▶ **GIVEN PROBLEM**
Determine the number of lines in these entries that hold the word "content". Give the number and nothing more.

(Items from a figure collection)
>>>>

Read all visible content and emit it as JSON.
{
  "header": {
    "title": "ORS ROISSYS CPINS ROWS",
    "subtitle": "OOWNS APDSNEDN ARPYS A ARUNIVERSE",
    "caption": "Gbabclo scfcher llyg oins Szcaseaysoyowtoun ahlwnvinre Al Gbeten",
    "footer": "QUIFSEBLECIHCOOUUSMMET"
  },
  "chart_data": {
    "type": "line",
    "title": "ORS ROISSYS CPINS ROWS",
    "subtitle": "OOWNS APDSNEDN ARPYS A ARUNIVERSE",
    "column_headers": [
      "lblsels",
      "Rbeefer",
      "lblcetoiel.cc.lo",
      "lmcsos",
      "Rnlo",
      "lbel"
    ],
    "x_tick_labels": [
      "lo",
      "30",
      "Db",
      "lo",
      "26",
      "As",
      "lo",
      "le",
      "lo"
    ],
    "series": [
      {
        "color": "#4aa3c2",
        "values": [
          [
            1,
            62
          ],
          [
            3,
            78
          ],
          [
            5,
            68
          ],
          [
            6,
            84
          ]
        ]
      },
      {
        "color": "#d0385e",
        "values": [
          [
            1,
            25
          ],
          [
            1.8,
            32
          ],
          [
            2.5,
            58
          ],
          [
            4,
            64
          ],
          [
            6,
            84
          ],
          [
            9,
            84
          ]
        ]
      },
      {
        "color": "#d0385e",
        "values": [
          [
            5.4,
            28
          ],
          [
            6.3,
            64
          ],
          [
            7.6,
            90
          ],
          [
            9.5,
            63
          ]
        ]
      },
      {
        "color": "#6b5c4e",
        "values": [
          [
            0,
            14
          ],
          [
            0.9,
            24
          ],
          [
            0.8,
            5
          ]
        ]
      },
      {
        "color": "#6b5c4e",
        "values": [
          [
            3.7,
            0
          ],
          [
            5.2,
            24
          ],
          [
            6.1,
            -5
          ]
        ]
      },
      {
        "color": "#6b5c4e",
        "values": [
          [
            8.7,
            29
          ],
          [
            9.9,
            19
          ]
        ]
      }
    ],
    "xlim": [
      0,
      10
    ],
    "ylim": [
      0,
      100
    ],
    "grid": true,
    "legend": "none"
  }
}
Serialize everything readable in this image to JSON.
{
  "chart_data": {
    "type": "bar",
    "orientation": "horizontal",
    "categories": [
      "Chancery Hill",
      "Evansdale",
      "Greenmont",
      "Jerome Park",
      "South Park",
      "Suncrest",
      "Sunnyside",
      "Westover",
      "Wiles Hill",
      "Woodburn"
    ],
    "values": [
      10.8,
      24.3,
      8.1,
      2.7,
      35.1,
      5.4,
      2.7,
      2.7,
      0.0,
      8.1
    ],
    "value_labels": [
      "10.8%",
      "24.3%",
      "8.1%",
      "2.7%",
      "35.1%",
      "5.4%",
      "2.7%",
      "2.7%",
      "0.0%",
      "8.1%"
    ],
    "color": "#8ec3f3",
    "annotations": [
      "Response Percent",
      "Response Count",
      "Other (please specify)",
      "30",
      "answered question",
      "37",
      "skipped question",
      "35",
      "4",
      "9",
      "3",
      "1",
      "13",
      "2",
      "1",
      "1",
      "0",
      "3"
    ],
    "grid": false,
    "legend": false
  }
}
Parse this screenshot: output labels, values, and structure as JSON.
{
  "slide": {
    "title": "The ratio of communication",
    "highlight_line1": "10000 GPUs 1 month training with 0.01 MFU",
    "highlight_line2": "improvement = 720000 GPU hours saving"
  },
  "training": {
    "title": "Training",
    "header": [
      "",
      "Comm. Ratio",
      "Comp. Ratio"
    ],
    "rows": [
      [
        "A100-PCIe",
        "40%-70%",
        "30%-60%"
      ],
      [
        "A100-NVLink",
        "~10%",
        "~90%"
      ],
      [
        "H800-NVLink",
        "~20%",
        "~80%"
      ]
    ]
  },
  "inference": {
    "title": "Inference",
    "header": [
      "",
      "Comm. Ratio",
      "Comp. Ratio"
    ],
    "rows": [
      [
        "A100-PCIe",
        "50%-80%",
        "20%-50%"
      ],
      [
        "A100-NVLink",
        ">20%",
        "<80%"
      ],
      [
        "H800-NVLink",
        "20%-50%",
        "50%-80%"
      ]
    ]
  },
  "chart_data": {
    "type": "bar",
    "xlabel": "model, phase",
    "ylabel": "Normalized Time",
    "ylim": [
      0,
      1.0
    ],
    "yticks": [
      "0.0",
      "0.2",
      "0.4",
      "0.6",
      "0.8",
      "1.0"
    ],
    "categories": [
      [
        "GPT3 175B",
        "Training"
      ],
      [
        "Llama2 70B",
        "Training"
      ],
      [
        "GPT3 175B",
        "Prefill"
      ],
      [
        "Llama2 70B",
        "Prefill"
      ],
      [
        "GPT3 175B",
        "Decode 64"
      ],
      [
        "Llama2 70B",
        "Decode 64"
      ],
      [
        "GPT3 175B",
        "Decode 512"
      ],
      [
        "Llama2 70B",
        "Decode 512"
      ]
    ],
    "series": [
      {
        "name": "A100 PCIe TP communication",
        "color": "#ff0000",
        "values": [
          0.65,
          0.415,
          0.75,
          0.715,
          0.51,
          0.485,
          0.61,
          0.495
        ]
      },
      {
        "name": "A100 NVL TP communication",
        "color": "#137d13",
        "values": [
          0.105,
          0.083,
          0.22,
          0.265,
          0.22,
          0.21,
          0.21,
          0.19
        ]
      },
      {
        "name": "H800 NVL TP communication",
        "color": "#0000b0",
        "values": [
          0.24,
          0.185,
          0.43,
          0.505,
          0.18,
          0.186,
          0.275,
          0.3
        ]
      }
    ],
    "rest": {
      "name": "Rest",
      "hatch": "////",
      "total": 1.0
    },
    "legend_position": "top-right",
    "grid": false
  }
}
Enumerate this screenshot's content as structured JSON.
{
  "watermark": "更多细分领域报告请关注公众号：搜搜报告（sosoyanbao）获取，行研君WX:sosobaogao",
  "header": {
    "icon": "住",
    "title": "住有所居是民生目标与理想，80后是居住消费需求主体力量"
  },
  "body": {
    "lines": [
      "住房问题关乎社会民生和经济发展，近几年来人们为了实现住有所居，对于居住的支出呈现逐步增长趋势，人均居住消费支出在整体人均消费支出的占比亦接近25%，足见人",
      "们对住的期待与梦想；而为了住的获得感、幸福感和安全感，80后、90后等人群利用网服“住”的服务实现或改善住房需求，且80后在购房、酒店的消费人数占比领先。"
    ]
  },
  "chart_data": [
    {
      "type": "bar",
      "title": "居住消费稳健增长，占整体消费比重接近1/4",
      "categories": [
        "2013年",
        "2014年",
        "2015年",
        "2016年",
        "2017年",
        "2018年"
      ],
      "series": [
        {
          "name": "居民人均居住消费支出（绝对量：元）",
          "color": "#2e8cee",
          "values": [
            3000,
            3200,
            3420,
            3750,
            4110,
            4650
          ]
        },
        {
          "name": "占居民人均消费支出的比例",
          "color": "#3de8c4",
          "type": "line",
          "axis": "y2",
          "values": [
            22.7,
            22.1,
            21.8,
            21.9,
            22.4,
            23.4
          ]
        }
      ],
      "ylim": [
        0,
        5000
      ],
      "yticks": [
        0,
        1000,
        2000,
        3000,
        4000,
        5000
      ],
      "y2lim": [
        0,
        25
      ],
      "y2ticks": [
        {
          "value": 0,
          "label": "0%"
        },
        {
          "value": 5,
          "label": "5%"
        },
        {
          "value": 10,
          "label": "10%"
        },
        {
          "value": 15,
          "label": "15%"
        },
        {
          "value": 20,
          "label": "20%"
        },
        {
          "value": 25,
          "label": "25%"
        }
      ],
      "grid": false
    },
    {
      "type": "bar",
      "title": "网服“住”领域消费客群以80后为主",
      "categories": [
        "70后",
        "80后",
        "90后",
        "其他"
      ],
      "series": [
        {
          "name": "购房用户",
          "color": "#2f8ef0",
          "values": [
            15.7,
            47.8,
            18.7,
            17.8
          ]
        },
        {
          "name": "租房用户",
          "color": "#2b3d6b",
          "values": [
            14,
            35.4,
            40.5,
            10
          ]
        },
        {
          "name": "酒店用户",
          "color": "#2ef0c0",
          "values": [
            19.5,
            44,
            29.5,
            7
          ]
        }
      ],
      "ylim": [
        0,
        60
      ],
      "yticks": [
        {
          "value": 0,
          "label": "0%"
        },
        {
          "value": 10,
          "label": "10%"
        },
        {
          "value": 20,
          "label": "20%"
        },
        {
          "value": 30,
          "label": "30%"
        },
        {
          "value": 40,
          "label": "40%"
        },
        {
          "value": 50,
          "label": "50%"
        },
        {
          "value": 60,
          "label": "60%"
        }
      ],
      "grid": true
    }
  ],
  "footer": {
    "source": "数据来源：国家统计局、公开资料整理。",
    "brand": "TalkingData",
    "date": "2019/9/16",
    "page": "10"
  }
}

<<<<

▶ **TASK ANSWER**
2